■ **Data to use**:
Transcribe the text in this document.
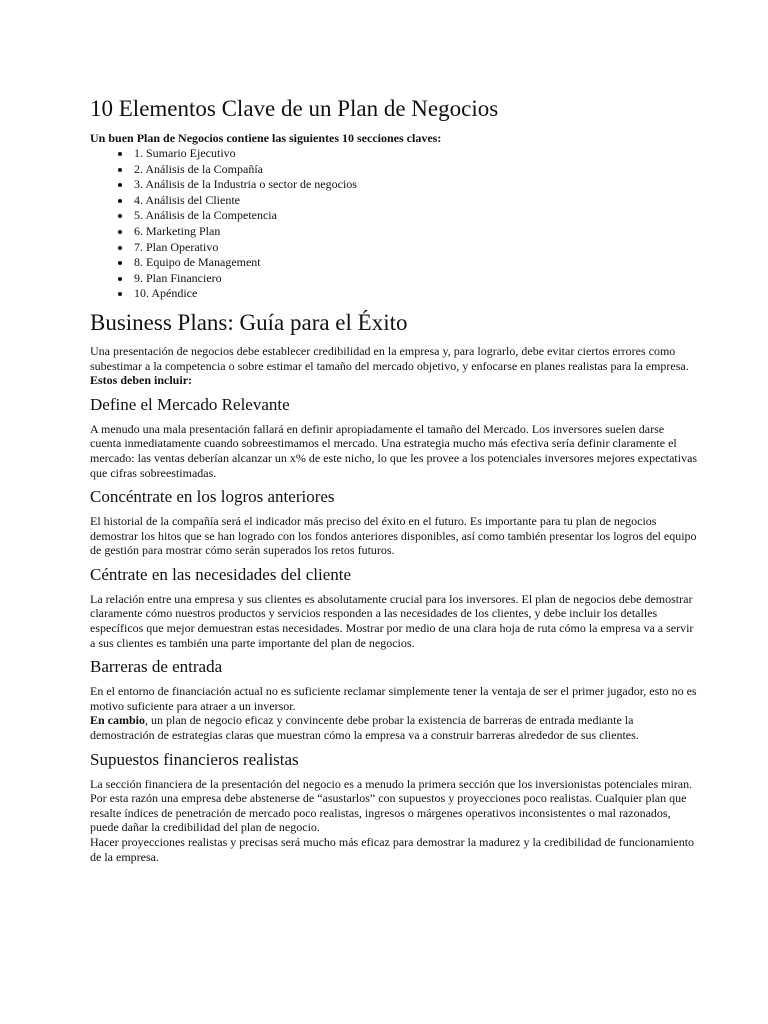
10 Elementos Clave de un Plan de Negocios

Un buen Plan de Negocios contiene las siguientes 10 secciones claves:

• 1. Sumario Ejecutivo
• 2. Análisis de la Compañía
• 3. Análisis de la Industria o sector de negocios
• 4. Análisis del Cliente
• 5. Análisis de la Competencia
• 6. Marketing Plan
• 7. Plan Operativo
• 8. Equipo de Management
• 9. Plan Financiero
• 10. Apéndice
Business Plans: Guía para el Éxito

Una presentación de negocios debe establecer credibilidad en la empresa y, para lograrlo, debe evitar ciertos errores como subestimar a la competencia o sobre estimar el tamaño del mercado objetivo, y enfocarse en planes realistas para la empresa.

Estos deben incluir:

Define el Mercado Relevante

A menudo una mala presentación fallará en definir apropiadamente el tamaño del Mercado. Los inversores suelen darse cuenta inmediatamente cuando sobreestimamos el mercado. Una estrategia mucho más efectiva sería definir claramente el mercado: las ventas deberían alcanzar un x% de este nicho, lo que les provee a los potenciales inversores mejores expectativas que cifras sobreestimadas.

Concéntrate en los logros anteriores

El historial de la compañía será el indicador más preciso del éxito en el futuro. Es importante para tu plan de negocios demostrar los hitos que se han logrado con los fondos anteriores disponibles, así como también presentar los logros del equipo de gestión para mostrar cómo serán superados los retos futuros.

Céntrate en las necesidades del cliente

La relación entre una empresa y sus clientes es absolutamente crucial para los inversores. El plan de negocios debe demostrar claramente cómo nuestros productos y servicios responden a las necesidades de los clientes, y debe incluir los detalles específicos que mejor demuestran estas necesidades. Mostrar por medio de una clara hoja de ruta cómo la empresa va a servir a sus clientes es también una parte importante del plan de negocios.

Barreras de entrada

En el entorno de financiación actual no es suficiente reclamar simplemente tener la ventaja de ser el primer jugador, esto no es motivo suficiente para atraer a un inversor.

En cambio, un plan de negocio eficaz y convincente debe probar la existencia de barreras de entrada mediante la demostración de estrategias claras que muestran cómo la empresa va a construir barreras alrededor de sus clientes.

Supuestos financieros realistas

La sección financiera de la presentación del negocio es a menudo la primera sección que los inversionistas potenciales miran. Por esta razón una empresa debe abstenerse de “asustarlos” con supuestos y proyecciones poco realistas. Cualquier plan que resalte índices de penetración de mercado poco realistas, ingresos o márgenes operativos inconsistentes o mal razonados, puede dañar la credibilidad del plan de negocio.

Hacer proyecciones realistas y precisas será mucho más eficaz para demostrar la madurez y la credibilidad de funcionamiento de la empresa.
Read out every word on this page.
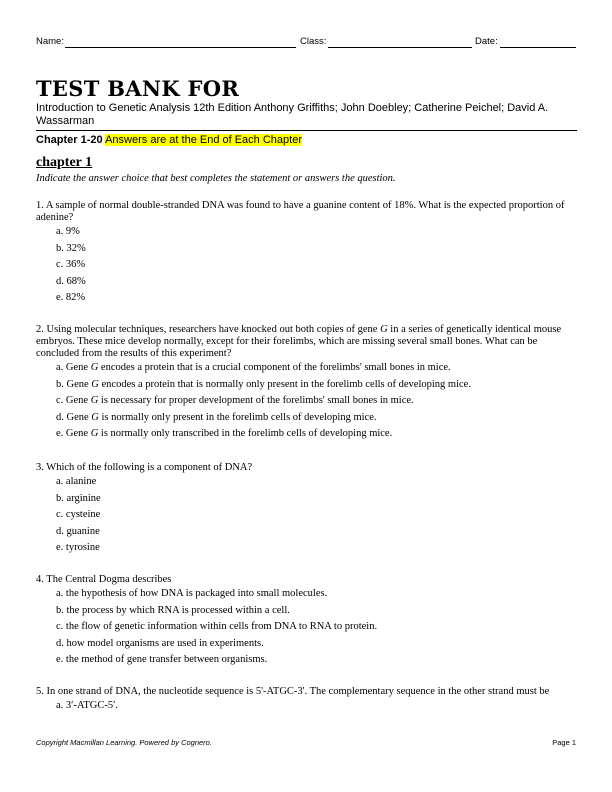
Name:	Class:	Date:
TEST BANK FOR
Introduction to Genetic Analysis 12th Edition Anthony Griffiths; John Doebley; Catherine Peichel; David A. Wassarman
Chapter 1-20 Answers are at the End of Each Chapter
chapter 1
Indicate the answer choice that best completes the statement or answers the question.
1. A sample of normal double-stranded DNA was found to have a guanine content of 18%. What is the expected proportion of adenine?
a. 9%
b. 32%
c. 36%
d. 68%
e. 82%
2. Using molecular techniques, researchers have knocked out both copies of gene G in a series of genetically identical mouse embryos. These mice develop normally, except for their forelimbs, which are missing several small bones. What can be concluded from the results of this experiment?
a. Gene G encodes a protein that is a crucial component of the forelimbs' small bones in mice.
b. Gene G encodes a protein that is normally only present in the forelimb cells of developing mice.
c. Gene G is necessary for proper development of the forelimbs' small bones in mice.
d. Gene G is normally only present in the forelimb cells of developing mice.
e. Gene G is normally only transcribed in the forelimb cells of developing mice.
3. Which of the following is a component of DNA?
a. alanine
b. arginine
c. cysteine
d. guanine
e. tyrosine
4. The Central Dogma describes
a. the hypothesis of how DNA is packaged into small molecules.
b. the process by which RNA is processed within a cell.
c. the flow of genetic information within cells from DNA to RNA to protein.
d. how model organisms are used in experiments.
e. the method of gene transfer between organisms.
5. In one strand of DNA, the nucleotide sequence is 5'-ATGC-3'. The complementary sequence in the other strand must be
a. 3′-ATGC-5′.
Copyright Macmillan Learning. Powered by Cognero.	Page 1
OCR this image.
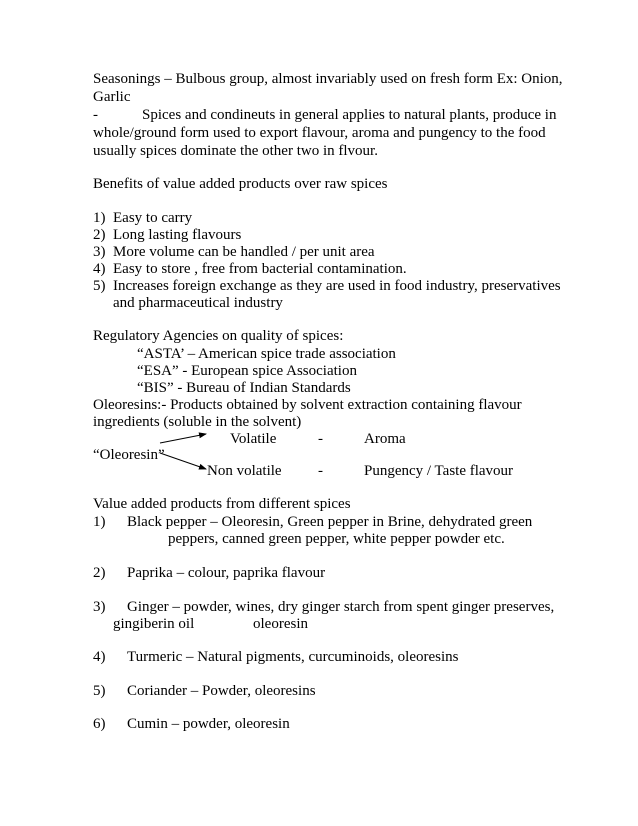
Seasonings – Bulbous group, almost invariably used on fresh form Ex: Onion,
Garlic
-	Spices and condineuts in general applies to natural plants, produce in
whole/ground form used to export flavour, aroma and pungency to the food
usually spices dominate the other two in flvour.
Benefits of value added products over raw spices
1) Easy to carry
2) Long lasting flavours
3) More volume can be handled / per unit area
4) Easy to store , free from bacterial contamination.
5) Increases foreign exchange as they are used in food industry, preservatives
and pharmaceutical industry
Regulatory Agencies on quality of spices:
“ASTA’ – American spice trade association
“ESA” - European spice Association
“BIS” - Bureau of Indian Standards
Oleoresins:- Products obtained by solvent extraction containing flavour
ingredients (soluble in the solvent)
Volatile	-	Aroma
“Oleoresin”
Non volatile -	Pungency / Taste flavour
Value added products from different spices
1) Black pepper – Oleoresin, Green pepper in Brine, dehydrated green
peppers, canned green pepper, white pepper powder etc.
2) Paprika – colour, paprika flavour
3) Ginger – powder, wines, dry ginger starch from spent ginger preserves,
gingiberin oil	oleoresin
4) Turmeric – Natural pigments, curcuminoids, oleoresins
5) Coriander – Powder, oleoresins
6) Cumin – powder, oleoresin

■ **Assigned task**: Each record should appear again exactly as it stands, with no picture included.

■ **Your solution**:
Transcribe the text in this document.
10 Elementos Clave de un Plan de Negocios

Un buen Plan de Negocios contiene las siguientes 10 secciones claves:

• 1. Sumario Ejecutivo
• 2. Análisis de la Compañía
• 3. Análisis de la Industria o sector de negocios
• 4. Análisis del Cliente
• 5. Análisis de la Competencia
• 6. Marketing Plan
• 7. Plan Operativo
• 8. Equipo de Management
• 9. Plan Financiero
• 10. Apéndice
Business Plans: Guía para el Éxito

Una presentación de negocios debe establecer credibilidad en la empresa y, para lograrlo, debe evitar ciertos errores como subestimar a la competencia o sobre estimar el tamaño del mercado objetivo, y enfocarse en planes realistas para la empresa.

Estos deben incluir:

Define el Mercado Relevante

A menudo una mala presentación fallará en definir apropiadamente el tamaño del Mercado. Los inversores suelen darse cuenta inmediatamente cuando sobreestimamos el mercado. Una estrategia mucho más efectiva sería definir claramente el mercado: las ventas deberían alcanzar un x% de este nicho, lo que les provee a los potenciales inversores mejores expectativas que cifras sobreestimadas.

Concéntrate en los logros anteriores

El historial de la compañía será el indicador más preciso del éxito en el futuro. Es importante para tu plan de negocios demostrar los hitos que se han logrado con los fondos anteriores disponibles, así como también presentar los logros del equipo de gestión para mostrar cómo serán superados los retos futuros.

Céntrate en las necesidades del cliente

La relación entre una empresa y sus clientes es absolutamente crucial para los inversores. El plan de negocios debe demostrar claramente cómo nuestros productos y servicios responden a las necesidades de los clientes, y debe incluir los detalles específicos que mejor demuestran estas necesidades. Mostrar por medio de una clara hoja de ruta cómo la empresa va a servir a sus clientes es también una parte importante del plan de negocios.

Barreras de entrada

En el entorno de financiación actual no es suficiente reclamar simplemente tener la ventaja de ser el primer jugador, esto no es motivo suficiente para atraer a un inversor.

En cambio, un plan de negocio eficaz y convincente debe probar la existencia de barreras de entrada mediante la demostración de estrategias claras que muestran cómo la empresa va a construir barreras alrededor de sus clientes.

Supuestos financieros realistas

La sección financiera de la presentación del negocio es a menudo la primera sección que los inversionistas potenciales miran. Por esta razón una empresa debe abstenerse de “asustarlos” con supuestos y proyecciones poco realistas. Cualquier plan que resalte índices de penetración de mercado poco realistas, ingresos o márgenes operativos inconsistentes o mal razonados, puede dañar la credibilidad del plan de negocio.

Hacer proyecciones realistas y precisas será mucho más eficaz para demostrar la madurez y la credibilidad de funcionamiento de la empresa.
Read out every word on this page.
Name:	Class:	Date:
TEST BANK FOR
Introduction to Genetic Analysis 12th Edition Anthony Griffiths; John Doebley; Catherine Peichel; David A. Wassarman
Chapter 1-20 Answers are at the End of Each Chapter
chapter 1
Indicate the answer choice that best completes the statement or answers the question.
1. A sample of normal double-stranded DNA was found to have a guanine content of 18%. What is the expected proportion of adenine?
a. 9%
b. 32%
c. 36%
d. 68%
e. 82%
2. Using molecular techniques, researchers have knocked out both copies of gene G in a series of genetically identical mouse embryos. These mice develop normally, except for their forelimbs, which are missing several small bones. What can be concluded from the results of this experiment?
a. Gene G encodes a protein that is a crucial component of the forelimbs' small bones in mice.
b. Gene G encodes a protein that is normally only present in the forelimb cells of developing mice.
c. Gene G is necessary for proper development of the forelimbs' small bones in mice.
d. Gene G is normally only present in the forelimb cells of developing mice.
e. Gene G is normally only transcribed in the forelimb cells of developing mice.
3. Which of the following is a component of DNA?
a. alanine
b. arginine
c. cysteine
d. guanine
e. tyrosine
4. The Central Dogma describes
a. the hypothesis of how DNA is packaged into small molecules.
b. the process by which RNA is processed within a cell.
c. the flow of genetic information within cells from DNA to RNA to protein.
d. how model organisms are used in experiments.
e. the method of gene transfer between organisms.
5. In one strand of DNA, the nucleotide sequence is 5'-ATGC-3'. The complementary sequence in the other strand must be
a. 3′-ATGC-5′.
Copyright Macmillan Learning. Powered by Cognero.	Page 1
OCR this image.
Seasonings – Bulbous group, almost invariably used on fresh form Ex: Onion,
Garlic
-	Spices and condineuts in general applies to natural plants, produce in
whole/ground form used to export flavour, aroma and pungency to the food
usually spices dominate the other two in flvour.
Benefits of value added products over raw spices
1) Easy to carry
2) Long lasting flavours
3) More volume can be handled / per unit area
4) Easy to store , free from bacterial contamination.
5) Increases foreign exchange as they are used in food industry, preservatives
and pharmaceutical industry
Regulatory Agencies on quality of spices:
“ASTA’ – American spice trade association
“ESA” - European spice Association
“BIS” - Bureau of Indian Standards
Oleoresins:- Products obtained by solvent extraction containing flavour
ingredients (soluble in the solvent)
Volatile	-	Aroma
“Oleoresin”
Non volatile -	Pungency / Taste flavour
Value added products from different spices
1) Black pepper – Oleoresin, Green pepper in Brine, dehydrated green
peppers, canned green pepper, white pepper powder etc.
2) Paprika – colour, paprika flavour
3) Ginger – powder, wines, dry ginger starch from spent ginger preserves,
gingiberin oil	oleoresin
4) Turmeric – Natural pigments, curcuminoids, oleoresins
5) Coriander – Powder, oleoresins
6) Cumin – powder, oleoresin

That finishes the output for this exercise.